• Extracto proporcionado:
__________________________________________________

La lectura psicoanalítica de la obra se me antoja demasiado
a la mano. El texto hace uso y abuso de esta clave, en parte mostrando cuán
difundido socialmente está su modo de
analizar la conflictividad interpersonal, en parte parodiando a lo que
el mismo Freud llamó el “psicoanálisis salvaje”. La vulgata psicoanalítica es
útil para herir con altura, como los personajes de esta obra lo saben bien:
excavan en un pasado traumático, interpretan desde el filtro de sus fantasmas,
sacan a relucir lo que la reputación quiere dejar oculto, y etcétera. El
complejo de Edipo puede ser una clave de lectura para interpretar la
triangulación del deseo de Luz, Horacio y Beatriz (los personajes). Se puede
defender la pertinencia de esta narrativa psicoanalítica para contar la obra,
pero a mí –que me persigno ante Judith Butler– se me antoja heterosexista.

__________________________________________________

• Material registrado:
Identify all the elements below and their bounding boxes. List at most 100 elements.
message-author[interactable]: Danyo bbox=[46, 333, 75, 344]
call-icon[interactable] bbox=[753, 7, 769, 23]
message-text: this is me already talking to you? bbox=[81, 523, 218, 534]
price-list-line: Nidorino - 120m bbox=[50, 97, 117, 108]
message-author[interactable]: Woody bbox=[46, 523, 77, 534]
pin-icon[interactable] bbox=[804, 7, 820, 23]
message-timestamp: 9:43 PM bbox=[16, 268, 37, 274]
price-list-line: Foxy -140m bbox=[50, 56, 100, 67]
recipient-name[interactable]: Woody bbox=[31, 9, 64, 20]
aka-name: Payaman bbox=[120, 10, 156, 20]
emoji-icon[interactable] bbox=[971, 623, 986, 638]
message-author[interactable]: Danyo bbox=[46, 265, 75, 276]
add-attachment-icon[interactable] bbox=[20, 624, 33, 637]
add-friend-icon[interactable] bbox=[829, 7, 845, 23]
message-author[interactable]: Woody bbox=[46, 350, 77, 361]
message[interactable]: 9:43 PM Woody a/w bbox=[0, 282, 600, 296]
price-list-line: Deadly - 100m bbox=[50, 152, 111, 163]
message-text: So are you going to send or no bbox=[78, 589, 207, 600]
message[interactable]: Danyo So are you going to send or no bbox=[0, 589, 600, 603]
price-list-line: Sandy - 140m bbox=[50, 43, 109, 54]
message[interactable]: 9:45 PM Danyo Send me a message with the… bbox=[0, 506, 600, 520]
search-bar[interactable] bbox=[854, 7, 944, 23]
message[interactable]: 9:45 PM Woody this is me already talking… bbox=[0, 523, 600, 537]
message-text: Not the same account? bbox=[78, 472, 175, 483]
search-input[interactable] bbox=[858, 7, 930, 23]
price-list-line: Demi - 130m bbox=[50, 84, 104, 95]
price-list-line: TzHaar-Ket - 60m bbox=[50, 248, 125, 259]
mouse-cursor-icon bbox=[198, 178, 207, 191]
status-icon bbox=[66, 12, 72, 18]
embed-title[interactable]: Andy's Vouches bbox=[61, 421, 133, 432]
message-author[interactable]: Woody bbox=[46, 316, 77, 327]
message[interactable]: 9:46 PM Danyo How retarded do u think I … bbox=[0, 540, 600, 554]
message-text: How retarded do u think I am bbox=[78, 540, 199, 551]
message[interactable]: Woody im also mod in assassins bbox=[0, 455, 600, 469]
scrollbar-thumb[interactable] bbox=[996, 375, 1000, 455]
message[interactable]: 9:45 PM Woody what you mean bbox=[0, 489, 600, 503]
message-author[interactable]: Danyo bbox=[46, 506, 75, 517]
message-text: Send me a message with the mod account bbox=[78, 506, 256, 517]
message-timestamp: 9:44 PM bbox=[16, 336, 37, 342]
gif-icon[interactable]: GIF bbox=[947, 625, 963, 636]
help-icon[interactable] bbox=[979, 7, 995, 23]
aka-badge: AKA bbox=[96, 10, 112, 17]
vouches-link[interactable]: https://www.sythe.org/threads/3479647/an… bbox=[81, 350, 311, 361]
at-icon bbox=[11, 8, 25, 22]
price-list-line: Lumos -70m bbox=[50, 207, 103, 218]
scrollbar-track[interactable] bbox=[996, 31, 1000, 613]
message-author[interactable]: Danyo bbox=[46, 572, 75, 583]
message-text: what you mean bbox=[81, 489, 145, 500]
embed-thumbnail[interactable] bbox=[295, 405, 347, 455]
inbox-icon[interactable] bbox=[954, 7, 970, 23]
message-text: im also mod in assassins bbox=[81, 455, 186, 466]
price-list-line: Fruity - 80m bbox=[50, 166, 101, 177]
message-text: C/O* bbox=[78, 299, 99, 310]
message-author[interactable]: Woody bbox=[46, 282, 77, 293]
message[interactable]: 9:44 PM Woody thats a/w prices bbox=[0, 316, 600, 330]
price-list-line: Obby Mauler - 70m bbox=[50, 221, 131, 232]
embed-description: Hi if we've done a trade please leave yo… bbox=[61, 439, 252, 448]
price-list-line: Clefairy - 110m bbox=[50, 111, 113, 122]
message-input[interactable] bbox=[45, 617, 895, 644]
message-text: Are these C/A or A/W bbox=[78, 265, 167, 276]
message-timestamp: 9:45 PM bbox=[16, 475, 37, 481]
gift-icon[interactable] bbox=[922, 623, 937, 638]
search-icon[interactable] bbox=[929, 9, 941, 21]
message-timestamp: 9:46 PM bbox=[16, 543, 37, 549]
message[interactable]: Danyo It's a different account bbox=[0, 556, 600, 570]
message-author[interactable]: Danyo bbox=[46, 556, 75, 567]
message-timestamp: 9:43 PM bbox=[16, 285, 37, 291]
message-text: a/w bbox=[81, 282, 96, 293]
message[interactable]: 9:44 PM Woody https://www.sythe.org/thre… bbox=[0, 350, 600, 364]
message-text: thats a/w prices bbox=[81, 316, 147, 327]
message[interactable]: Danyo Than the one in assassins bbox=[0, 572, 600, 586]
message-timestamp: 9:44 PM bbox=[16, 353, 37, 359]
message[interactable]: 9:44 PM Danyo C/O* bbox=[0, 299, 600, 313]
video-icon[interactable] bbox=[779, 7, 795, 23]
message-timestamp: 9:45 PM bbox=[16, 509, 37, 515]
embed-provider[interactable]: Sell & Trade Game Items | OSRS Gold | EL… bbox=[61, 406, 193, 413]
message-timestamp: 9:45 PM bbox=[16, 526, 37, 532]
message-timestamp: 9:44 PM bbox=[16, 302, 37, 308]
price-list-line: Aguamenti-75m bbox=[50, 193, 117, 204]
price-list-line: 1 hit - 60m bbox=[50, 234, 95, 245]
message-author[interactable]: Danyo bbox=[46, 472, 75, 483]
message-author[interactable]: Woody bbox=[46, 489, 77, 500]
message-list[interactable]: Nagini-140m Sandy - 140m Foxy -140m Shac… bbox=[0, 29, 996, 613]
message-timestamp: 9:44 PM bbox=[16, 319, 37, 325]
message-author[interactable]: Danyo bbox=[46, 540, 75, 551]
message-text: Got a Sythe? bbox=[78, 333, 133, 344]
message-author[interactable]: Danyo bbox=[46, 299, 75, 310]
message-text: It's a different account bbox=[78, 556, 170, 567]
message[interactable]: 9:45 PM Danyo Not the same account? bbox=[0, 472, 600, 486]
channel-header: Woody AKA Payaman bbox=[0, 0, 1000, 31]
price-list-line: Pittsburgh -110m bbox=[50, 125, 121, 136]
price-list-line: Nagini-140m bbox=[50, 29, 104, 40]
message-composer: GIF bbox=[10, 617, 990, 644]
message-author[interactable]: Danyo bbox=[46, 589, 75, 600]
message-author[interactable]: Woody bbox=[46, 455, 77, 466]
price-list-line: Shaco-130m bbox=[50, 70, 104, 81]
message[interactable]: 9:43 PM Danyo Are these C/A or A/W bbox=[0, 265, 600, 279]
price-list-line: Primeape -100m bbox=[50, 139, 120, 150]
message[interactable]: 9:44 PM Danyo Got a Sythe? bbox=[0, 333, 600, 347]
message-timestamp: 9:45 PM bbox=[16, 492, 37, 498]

__________________________________________________

• Instrucciones:
A. Reescribe como lista el párrafo del extracto que empieza con «La lectura psicoanalítica de la obra», y conserva sus datos principales.
B. Sigue escribiendo el extracto sobre la lectura psicoanalítica de la obra a partir de su última oración.

• Respuestas esperadas:
A.
- La lectura psicoanalítica de la obra parece demasiado a la mano.
- El texto usa y abusa de esa clave. Así muestra lo difundido que está socialmente ese modo de analizar la conflictividad interpersonal y parodia lo que Freud llamó el «psicoanálisis salvaje».
- Los personajes usan la vulgata psicoanalítica para herir con altura. Excavan en un pasado traumático, interpretan desde el filtro de sus fantasmas y sacan a relucir lo que la reputación quiere ocultar.
- El complejo de Edipo puede servir para interpretar la triangulación del deseo entre Luz, Horacio y Beatriz.
- Puede defenderse la pertinencia de esa narrativa, pero a quien escribe le parece heterosexista.

B.
Apunto al menos tres versiones de la cuestión edípica por si
quieren ir a observar eso en la obra: 1. Yo deseo lo que el Otro desea, pero
ese tercer objeto pertenece al otro, entonces la prohibición fundamenta mi
deseo; 2. Yo quiero que el Otro me quiera a mí más que al objeto aprobado por
su deseo, no quiero ser el objeto prohibido; 3. Yo quiero ser libre para desear
a quien me está prohibido desear. Con cada uno de estos tres puntos pueden
reorganizar lo que verán y escucharán de modos diferentes. Elijan su propia
aventura.
Aunque me parece que hay otras aventuras.
Pienso, en otro registro, que ese pasaje de Horacio desde la
casa de su madre a la de su concubina, tiene rasgos de lo que Eve Segdwick
llamó homosocialidad, para pensar el homoerotismo entre hombres, el que no
alcanza a quebrantar la heterosexualidad (eso que pasa en el fútbol cuando se
tocan la cola y se dicen cositas, por ejemplo). Esas dos mujeres parecen
funcionar como dos tribus que se ofrendan a Horacio en una ceremonia de
potlatch, en la que la donante-madre y la receptora-concubina se echan en cara
su posición social y compiten por el prestigio de capturar el deseo de Horacio.
En un latente lesbianismo entre madre y concubina está la intención de
configurar a Horacio para que resulte agradable a la adversaria.
En pocas palabras: lo hice y hago para que quieras lo que
hice y hago, y así podamos querernos (“quieras” es aquí intercambiable por
“reconozcas”). A los interesados en las comparaciones les puede resultar
pertinente volver a ver la primera temporada de la serie Vulnerables (1999),
donde Gonzalo Pierna Molina, su novia y su madre Lidia triangulaban similar.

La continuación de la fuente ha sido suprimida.